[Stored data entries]
——

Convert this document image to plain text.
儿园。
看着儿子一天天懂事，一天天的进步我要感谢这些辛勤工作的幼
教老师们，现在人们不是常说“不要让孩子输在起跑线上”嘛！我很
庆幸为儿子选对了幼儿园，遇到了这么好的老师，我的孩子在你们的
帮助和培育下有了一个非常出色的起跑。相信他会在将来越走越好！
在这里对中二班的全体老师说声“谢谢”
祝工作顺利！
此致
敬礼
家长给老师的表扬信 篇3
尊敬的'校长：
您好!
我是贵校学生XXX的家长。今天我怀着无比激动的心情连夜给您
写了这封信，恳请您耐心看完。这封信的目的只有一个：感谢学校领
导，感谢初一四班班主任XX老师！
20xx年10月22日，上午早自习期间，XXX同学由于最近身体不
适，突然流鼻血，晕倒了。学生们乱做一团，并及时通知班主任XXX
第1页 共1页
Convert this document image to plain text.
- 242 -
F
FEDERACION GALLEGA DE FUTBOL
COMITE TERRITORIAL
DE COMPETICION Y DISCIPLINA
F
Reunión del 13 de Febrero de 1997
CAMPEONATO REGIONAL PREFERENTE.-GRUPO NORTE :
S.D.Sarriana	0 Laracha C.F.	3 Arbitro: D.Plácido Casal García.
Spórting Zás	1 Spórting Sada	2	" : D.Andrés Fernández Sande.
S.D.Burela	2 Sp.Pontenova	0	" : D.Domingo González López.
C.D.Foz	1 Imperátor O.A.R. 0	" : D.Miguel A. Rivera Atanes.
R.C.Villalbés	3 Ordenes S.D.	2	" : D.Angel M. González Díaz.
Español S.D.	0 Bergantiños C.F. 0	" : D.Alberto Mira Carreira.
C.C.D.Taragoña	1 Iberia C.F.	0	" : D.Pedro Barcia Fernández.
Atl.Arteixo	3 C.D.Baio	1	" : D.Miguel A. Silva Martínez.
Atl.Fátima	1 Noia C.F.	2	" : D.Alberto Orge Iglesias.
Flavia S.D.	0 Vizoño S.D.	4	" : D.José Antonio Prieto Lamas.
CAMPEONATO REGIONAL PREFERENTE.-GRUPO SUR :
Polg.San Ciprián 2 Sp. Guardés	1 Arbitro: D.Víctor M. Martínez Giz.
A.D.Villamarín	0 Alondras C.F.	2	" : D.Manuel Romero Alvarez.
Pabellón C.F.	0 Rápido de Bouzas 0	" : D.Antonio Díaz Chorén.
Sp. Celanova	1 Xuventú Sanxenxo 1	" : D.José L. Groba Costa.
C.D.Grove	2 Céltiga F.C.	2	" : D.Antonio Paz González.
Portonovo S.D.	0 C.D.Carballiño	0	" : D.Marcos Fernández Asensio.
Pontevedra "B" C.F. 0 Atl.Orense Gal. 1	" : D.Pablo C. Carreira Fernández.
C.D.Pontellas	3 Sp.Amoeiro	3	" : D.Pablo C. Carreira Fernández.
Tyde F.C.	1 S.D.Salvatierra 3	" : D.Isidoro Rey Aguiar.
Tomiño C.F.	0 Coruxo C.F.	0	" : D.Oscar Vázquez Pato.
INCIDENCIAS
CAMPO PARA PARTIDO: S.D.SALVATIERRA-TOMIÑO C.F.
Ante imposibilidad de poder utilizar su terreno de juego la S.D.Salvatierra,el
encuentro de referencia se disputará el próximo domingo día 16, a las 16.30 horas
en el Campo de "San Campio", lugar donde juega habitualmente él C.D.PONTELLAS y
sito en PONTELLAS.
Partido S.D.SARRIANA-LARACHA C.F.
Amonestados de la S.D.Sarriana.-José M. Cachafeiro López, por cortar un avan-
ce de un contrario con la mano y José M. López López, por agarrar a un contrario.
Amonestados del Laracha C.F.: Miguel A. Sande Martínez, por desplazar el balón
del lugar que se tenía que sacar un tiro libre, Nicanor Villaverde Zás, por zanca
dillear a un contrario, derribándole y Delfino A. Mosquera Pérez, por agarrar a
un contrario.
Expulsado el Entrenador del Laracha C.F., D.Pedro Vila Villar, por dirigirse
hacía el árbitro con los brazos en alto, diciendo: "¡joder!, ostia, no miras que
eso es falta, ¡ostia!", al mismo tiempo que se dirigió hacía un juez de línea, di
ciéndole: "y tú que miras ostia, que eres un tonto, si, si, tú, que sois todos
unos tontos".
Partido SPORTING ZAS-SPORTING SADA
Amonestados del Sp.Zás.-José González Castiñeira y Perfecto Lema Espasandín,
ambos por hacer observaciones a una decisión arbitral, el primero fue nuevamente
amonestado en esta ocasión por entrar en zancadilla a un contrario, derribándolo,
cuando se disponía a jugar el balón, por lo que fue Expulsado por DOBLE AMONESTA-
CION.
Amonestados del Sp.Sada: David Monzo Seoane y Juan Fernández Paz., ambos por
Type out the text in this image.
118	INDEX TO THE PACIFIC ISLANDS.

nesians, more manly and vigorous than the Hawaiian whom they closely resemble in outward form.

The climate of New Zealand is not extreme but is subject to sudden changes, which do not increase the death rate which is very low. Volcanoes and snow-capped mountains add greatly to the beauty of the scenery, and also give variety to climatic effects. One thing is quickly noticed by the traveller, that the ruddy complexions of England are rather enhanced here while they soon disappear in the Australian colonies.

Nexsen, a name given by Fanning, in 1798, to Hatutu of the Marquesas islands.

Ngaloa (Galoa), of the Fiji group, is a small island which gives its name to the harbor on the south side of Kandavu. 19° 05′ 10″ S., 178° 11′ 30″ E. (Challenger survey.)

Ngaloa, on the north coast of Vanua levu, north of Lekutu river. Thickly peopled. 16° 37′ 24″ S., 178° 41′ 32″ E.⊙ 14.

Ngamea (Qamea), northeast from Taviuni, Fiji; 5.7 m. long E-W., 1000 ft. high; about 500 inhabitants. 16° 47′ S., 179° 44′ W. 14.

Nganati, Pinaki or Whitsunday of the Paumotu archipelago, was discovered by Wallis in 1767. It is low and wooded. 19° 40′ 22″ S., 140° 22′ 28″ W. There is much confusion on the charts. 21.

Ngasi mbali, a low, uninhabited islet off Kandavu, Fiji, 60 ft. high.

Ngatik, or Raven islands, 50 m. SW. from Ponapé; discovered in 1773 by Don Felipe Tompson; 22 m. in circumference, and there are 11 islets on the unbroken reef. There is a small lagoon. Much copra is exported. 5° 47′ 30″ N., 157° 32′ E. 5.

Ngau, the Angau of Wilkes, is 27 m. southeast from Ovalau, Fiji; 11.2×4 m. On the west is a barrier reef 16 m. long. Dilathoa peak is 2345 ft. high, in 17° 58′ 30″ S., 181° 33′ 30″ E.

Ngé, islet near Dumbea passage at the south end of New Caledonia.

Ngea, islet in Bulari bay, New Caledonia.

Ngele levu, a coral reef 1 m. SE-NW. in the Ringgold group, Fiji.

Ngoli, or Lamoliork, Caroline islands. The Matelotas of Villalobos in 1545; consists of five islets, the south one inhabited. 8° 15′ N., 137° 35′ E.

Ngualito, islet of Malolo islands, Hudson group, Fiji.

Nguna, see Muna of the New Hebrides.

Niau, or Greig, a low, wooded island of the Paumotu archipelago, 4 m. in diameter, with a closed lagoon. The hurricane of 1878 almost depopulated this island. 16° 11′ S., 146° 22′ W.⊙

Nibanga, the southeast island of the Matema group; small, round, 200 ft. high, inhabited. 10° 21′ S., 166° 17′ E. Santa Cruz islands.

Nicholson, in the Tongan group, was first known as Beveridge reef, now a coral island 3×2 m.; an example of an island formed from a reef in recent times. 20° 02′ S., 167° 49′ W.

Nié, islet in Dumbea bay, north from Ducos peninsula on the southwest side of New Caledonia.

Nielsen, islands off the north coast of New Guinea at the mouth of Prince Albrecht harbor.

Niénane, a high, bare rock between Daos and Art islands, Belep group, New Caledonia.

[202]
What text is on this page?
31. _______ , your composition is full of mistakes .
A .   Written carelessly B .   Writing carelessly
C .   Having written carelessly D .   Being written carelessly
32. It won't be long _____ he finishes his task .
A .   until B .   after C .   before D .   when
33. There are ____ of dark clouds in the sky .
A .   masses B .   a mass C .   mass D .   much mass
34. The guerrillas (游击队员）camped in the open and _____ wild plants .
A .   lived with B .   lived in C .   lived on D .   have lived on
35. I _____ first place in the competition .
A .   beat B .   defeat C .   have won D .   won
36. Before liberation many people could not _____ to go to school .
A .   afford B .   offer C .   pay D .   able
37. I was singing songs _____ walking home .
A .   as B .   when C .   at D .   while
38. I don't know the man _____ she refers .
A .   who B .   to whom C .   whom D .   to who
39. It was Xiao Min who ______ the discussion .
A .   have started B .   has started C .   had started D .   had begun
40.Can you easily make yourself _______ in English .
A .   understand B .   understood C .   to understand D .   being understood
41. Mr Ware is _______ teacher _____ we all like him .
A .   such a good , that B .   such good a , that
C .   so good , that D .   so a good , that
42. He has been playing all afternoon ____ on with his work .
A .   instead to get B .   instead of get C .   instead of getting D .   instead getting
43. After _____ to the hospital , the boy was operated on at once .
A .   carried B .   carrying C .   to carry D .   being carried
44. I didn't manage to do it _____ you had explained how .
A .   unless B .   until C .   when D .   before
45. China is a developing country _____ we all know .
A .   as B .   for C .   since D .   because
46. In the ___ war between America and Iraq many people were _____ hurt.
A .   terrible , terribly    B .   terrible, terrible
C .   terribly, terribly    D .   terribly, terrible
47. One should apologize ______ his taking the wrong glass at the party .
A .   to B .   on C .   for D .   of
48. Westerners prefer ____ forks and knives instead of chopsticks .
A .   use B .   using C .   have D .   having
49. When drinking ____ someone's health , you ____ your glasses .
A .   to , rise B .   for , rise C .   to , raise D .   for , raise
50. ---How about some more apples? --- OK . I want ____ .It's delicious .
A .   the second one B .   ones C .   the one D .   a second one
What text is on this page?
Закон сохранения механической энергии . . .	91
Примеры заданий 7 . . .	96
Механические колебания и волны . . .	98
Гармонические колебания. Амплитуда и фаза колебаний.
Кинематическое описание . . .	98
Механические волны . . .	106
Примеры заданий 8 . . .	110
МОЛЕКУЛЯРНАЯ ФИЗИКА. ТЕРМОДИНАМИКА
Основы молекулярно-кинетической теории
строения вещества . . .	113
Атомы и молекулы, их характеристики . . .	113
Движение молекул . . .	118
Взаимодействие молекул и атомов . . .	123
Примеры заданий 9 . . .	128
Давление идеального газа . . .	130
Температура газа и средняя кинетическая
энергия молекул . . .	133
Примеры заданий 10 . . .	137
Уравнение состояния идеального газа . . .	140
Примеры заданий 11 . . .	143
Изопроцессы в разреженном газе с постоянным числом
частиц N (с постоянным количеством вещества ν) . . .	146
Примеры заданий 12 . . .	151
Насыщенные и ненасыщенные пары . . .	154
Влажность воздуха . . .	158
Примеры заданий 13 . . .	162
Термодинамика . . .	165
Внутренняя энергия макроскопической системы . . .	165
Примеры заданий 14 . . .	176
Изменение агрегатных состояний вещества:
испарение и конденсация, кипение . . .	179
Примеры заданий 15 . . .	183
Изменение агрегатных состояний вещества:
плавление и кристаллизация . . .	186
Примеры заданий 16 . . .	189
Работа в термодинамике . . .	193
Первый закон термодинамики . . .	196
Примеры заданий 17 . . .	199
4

——

TASK DIRECTIONS: Tally the lines of the data that contain the string "coral" and report the total alone.

CORRECT ANSWER: 2